__Collected data entries__:
## start
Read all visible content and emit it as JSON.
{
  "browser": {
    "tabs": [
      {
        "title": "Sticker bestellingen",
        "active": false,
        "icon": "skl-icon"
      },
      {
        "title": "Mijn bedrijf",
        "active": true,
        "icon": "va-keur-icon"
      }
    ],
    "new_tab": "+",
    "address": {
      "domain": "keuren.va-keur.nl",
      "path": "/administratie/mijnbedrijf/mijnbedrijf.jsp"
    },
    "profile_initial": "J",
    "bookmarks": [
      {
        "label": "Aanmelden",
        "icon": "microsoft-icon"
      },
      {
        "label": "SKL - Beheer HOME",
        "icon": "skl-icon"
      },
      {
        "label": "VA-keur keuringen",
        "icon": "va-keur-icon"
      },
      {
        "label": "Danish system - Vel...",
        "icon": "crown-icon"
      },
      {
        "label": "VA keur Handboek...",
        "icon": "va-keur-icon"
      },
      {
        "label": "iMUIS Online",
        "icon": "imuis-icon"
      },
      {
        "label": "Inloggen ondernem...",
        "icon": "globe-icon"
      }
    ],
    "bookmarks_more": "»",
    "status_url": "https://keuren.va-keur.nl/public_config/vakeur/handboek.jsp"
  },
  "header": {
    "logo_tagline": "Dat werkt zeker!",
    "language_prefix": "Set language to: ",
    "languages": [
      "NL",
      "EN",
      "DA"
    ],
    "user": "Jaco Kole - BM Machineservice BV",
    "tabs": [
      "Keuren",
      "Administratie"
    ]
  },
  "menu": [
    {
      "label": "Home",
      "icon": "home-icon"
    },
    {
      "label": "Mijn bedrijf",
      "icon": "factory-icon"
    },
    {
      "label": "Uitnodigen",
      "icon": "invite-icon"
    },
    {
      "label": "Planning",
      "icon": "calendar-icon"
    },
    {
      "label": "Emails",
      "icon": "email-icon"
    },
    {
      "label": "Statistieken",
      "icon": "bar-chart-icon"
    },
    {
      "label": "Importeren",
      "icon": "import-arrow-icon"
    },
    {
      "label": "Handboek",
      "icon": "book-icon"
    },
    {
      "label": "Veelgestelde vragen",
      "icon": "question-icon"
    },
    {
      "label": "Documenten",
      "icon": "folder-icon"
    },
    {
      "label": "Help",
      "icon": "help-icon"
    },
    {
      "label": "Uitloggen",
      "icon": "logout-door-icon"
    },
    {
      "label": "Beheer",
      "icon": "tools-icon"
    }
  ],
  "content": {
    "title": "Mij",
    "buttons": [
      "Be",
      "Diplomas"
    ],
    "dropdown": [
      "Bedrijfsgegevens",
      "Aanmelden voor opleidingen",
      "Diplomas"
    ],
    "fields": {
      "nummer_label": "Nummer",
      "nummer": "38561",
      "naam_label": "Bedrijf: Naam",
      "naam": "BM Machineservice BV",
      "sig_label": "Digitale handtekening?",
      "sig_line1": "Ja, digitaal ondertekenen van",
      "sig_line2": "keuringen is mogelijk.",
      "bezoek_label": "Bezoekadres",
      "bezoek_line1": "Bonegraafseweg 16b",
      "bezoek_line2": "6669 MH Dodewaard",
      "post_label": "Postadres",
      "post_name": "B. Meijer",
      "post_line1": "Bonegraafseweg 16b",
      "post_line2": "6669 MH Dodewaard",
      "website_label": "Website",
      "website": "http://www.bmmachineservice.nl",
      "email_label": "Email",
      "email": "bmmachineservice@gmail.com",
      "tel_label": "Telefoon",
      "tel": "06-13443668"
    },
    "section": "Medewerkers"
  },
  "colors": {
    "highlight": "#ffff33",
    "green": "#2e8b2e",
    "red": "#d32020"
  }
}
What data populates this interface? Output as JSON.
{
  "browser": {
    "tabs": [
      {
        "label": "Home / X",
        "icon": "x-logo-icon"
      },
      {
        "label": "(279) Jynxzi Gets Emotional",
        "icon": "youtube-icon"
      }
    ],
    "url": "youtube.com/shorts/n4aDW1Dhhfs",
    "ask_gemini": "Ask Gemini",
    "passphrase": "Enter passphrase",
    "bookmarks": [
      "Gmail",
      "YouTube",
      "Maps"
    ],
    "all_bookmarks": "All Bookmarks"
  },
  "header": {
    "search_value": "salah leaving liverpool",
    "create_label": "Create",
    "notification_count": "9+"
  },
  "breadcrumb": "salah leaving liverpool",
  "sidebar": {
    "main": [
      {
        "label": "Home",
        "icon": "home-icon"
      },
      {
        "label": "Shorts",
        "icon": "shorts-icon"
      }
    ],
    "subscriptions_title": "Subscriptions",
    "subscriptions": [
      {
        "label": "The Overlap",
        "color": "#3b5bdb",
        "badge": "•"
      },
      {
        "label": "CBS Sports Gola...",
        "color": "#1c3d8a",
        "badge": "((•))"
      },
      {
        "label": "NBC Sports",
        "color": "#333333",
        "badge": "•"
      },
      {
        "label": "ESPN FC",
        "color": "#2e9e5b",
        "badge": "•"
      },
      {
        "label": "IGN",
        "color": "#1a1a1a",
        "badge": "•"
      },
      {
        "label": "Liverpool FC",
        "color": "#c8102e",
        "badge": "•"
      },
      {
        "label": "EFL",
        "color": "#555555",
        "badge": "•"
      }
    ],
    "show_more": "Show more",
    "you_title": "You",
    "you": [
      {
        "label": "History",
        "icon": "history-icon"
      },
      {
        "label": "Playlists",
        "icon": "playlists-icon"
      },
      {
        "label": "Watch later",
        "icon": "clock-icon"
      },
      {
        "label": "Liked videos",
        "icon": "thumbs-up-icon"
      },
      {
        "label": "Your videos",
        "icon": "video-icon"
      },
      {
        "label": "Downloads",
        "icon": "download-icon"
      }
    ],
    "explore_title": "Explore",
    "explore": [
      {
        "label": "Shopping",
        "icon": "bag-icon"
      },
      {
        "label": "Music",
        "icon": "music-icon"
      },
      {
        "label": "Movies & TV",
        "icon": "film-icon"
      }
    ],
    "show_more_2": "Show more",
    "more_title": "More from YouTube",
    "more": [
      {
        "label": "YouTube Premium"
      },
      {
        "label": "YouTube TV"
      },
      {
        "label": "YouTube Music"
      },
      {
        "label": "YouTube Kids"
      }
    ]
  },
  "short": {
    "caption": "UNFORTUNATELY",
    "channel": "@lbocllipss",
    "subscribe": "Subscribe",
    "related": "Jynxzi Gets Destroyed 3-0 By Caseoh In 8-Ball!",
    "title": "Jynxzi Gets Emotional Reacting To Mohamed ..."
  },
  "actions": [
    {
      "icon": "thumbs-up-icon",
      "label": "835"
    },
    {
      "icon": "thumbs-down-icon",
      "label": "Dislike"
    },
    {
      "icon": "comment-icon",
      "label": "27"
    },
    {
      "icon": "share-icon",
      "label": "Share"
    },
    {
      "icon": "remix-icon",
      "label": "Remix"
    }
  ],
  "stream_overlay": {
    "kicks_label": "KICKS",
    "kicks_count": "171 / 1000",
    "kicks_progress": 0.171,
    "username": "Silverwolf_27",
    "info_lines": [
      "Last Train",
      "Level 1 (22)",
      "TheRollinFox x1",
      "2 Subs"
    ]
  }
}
## end
__What you should do__:
Using the data above, repeat every line exactly.

__Task solution__:
Read all visible content and emit it as JSON.
{
  "browser": {
    "tabs": [
      {
        "title": "Sticker bestellingen",
        "active": false,
        "icon": "skl-icon"
      },
      {
        "title": "Mijn bedrijf",
        "active": true,
        "icon": "va-keur-icon"
      }
    ],
    "new_tab": "+",
    "address": {
      "domain": "keuren.va-keur.nl",
      "path": "/administratie/mijnbedrijf/mijnbedrijf.jsp"
    },
    "profile_initial": "J",
    "bookmarks": [
      {
        "label": "Aanmelden",
        "icon": "microsoft-icon"
      },
      {
        "label": "SKL - Beheer HOME",
        "icon": "skl-icon"
      },
      {
        "label": "VA-keur keuringen",
        "icon": "va-keur-icon"
      },
      {
        "label": "Danish system - Vel...",
        "icon": "crown-icon"
      },
      {
        "label": "VA keur Handboek...",
        "icon": "va-keur-icon"
      },
      {
        "label": "iMUIS Online",
        "icon": "imuis-icon"
      },
      {
        "label": "Inloggen ondernem...",
        "icon": "globe-icon"
      }
    ],
    "bookmarks_more": "»",
    "status_url": "https://keuren.va-keur.nl/public_config/vakeur/handboek.jsp"
  },
  "header": {
    "logo_tagline": "Dat werkt zeker!",
    "language_prefix": "Set language to: ",
    "languages": [
      "NL",
      "EN",
      "DA"
    ],
    "user": "Jaco Kole - BM Machineservice BV",
    "tabs": [
      "Keuren",
      "Administratie"
    ]
  },
  "menu": [
    {
      "label": "Home",
      "icon": "home-icon"
    },
    {
      "label": "Mijn bedrijf",
      "icon": "factory-icon"
    },
    {
      "label": "Uitnodigen",
      "icon": "invite-icon"
    },
    {
      "label": "Planning",
      "icon": "calendar-icon"
    },
    {
      "label": "Emails",
      "icon": "email-icon"
    },
    {
      "label": "Statistieken",
      "icon": "bar-chart-icon"
    },
    {
      "label": "Importeren",
      "icon": "import-arrow-icon"
    },
    {
      "label": "Handboek",
      "icon": "book-icon"
    },
    {
      "label": "Veelgestelde vragen",
      "icon": "question-icon"
    },
    {
      "label": "Documenten",
      "icon": "folder-icon"
    },
    {
      "label": "Help",
      "icon": "help-icon"
    },
    {
      "label": "Uitloggen",
      "icon": "logout-door-icon"
    },
    {
      "label": "Beheer",
      "icon": "tools-icon"
    }
  ],
  "content": {
    "title": "Mij",
    "buttons": [
      "Be",
      "Diplomas"
    ],
    "dropdown": [
      "Bedrijfsgegevens",
      "Aanmelden voor opleidingen",
      "Diplomas"
    ],
    "fields": {
      "nummer_label": "Nummer",
      "nummer": "38561",
      "naam_label": "Bedrijf: Naam",
      "naam": "BM Machineservice BV",
      "sig_label": "Digitale handtekening?",
      "sig_line1": "Ja, digitaal ondertekenen van",
      "sig_line2": "keuringen is mogelijk.",
      "bezoek_label": "Bezoekadres",
      "bezoek_line1": "Bonegraafseweg 16b",
      "bezoek_line2": "6669 MH Dodewaard",
      "post_label": "Postadres",
      "post_name": "B. Meijer",
      "post_line1": "Bonegraafseweg 16b",
      "post_line2": "6669 MH Dodewaard",
      "website_label": "Website",
      "website": "http://www.bmmachineservice.nl",
      "email_label": "Email",
      "email": "bmmachineservice@gmail.com",
      "tel_label": "Telefoon",
      "tel": "06-13443668"
    },
    "section": "Medewerkers"
  },
  "colors": {
    "highlight": "#ffff33",
    "green": "#2e8b2e",
    "red": "#d32020"
  }
}
What data populates this interface? Output as JSON.
{
  "browser": {
    "tabs": [
      {
        "label": "Home / X",
        "icon": "x-logo-icon"
      },
      {
        "label": "(279) Jynxzi Gets Emotional",
        "icon": "youtube-icon"
      }
    ],
    "url": "youtube.com/shorts/n4aDW1Dhhfs",
    "ask_gemini": "Ask Gemini",
    "passphrase": "Enter passphrase",
    "bookmarks": [
      "Gmail",
      "YouTube",
      "Maps"
    ],
    "all_bookmarks": "All Bookmarks"
  },
  "header": {
    "search_value": "salah leaving liverpool",
    "create_label": "Create",
    "notification_count": "9+"
  },
  "breadcrumb": "salah leaving liverpool",
  "sidebar": {
    "main": [
      {
        "label": "Home",
        "icon": "home-icon"
      },
      {
        "label": "Shorts",
        "icon": "shorts-icon"
      }
    ],
    "subscriptions_title": "Subscriptions",
    "subscriptions": [
      {
        "label": "The Overlap",
        "color": "#3b5bdb",
        "badge": "•"
      },
      {
        "label": "CBS Sports Gola...",
        "color": "#1c3d8a",
        "badge": "((•))"
      },
      {
        "label": "NBC Sports",
        "color": "#333333",
        "badge": "•"
      },
      {
        "label": "ESPN FC",
        "color": "#2e9e5b",
        "badge": "•"
      },
      {
        "label": "IGN",
        "color": "#1a1a1a",
        "badge": "•"
      },
      {
        "label": "Liverpool FC",
        "color": "#c8102e",
        "badge": "•"
      },
      {
        "label": "EFL",
        "color": "#555555",
        "badge": "•"
      }
    ],
    "show_more": "Show more",
    "you_title": "You",
    "you": [
      {
        "label": "History",
        "icon": "history-icon"
      },
      {
        "label": "Playlists",
        "icon": "playlists-icon"
      },
      {
        "label": "Watch later",
        "icon": "clock-icon"
      },
      {
        "label": "Liked videos",
        "icon": "thumbs-up-icon"
      },
      {
        "label": "Your videos",
        "icon": "video-icon"
      },
      {
        "label": "Downloads",
        "icon": "download-icon"
      }
    ],
    "explore_title": "Explore",
    "explore": [
      {
        "label": "Shopping",
        "icon": "bag-icon"
      },
      {
        "label": "Music",
        "icon": "music-icon"
      },
      {
        "label": "Movies & TV",
        "icon": "film-icon"
      }
    ],
    "show_more_2": "Show more",
    "more_title": "More from YouTube",
    "more": [
      {
        "label": "YouTube Premium"
      },
      {
        "label": "YouTube TV"
      },
      {
        "label": "YouTube Music"
      },
      {
        "label": "YouTube Kids"
      }
    ]
  },
  "short": {
    "caption": "UNFORTUNATELY",
    "channel": "@lbocllipss",
    "subscribe": "Subscribe",
    "related": "Jynxzi Gets Destroyed 3-0 By Caseoh In 8-Ball!",
    "title": "Jynxzi Gets Emotional Reacting To Mohamed ..."
  },
  "actions": [
    {
      "icon": "thumbs-up-icon",
      "label": "835"
    },
    {
      "icon": "thumbs-down-icon",
      "label": "Dislike"
    },
    {
      "icon": "comment-icon",
      "label": "27"
    },
    {
      "icon": "share-icon",
      "label": "Share"
    },
    {
      "icon": "remix-icon",
      "label": "Remix"
    }
  ],
  "stream_overlay": {
    "kicks_label": "KICKS",
    "kicks_count": "171 / 1000",
    "kicks_progress": 0.171,
    "username": "Silverwolf_27",
    "info_lines": [
      "Last Train",
      "Level 1 (22)",
      "TheRollinFox x1",
      "2 Subs"
    ]
  }
}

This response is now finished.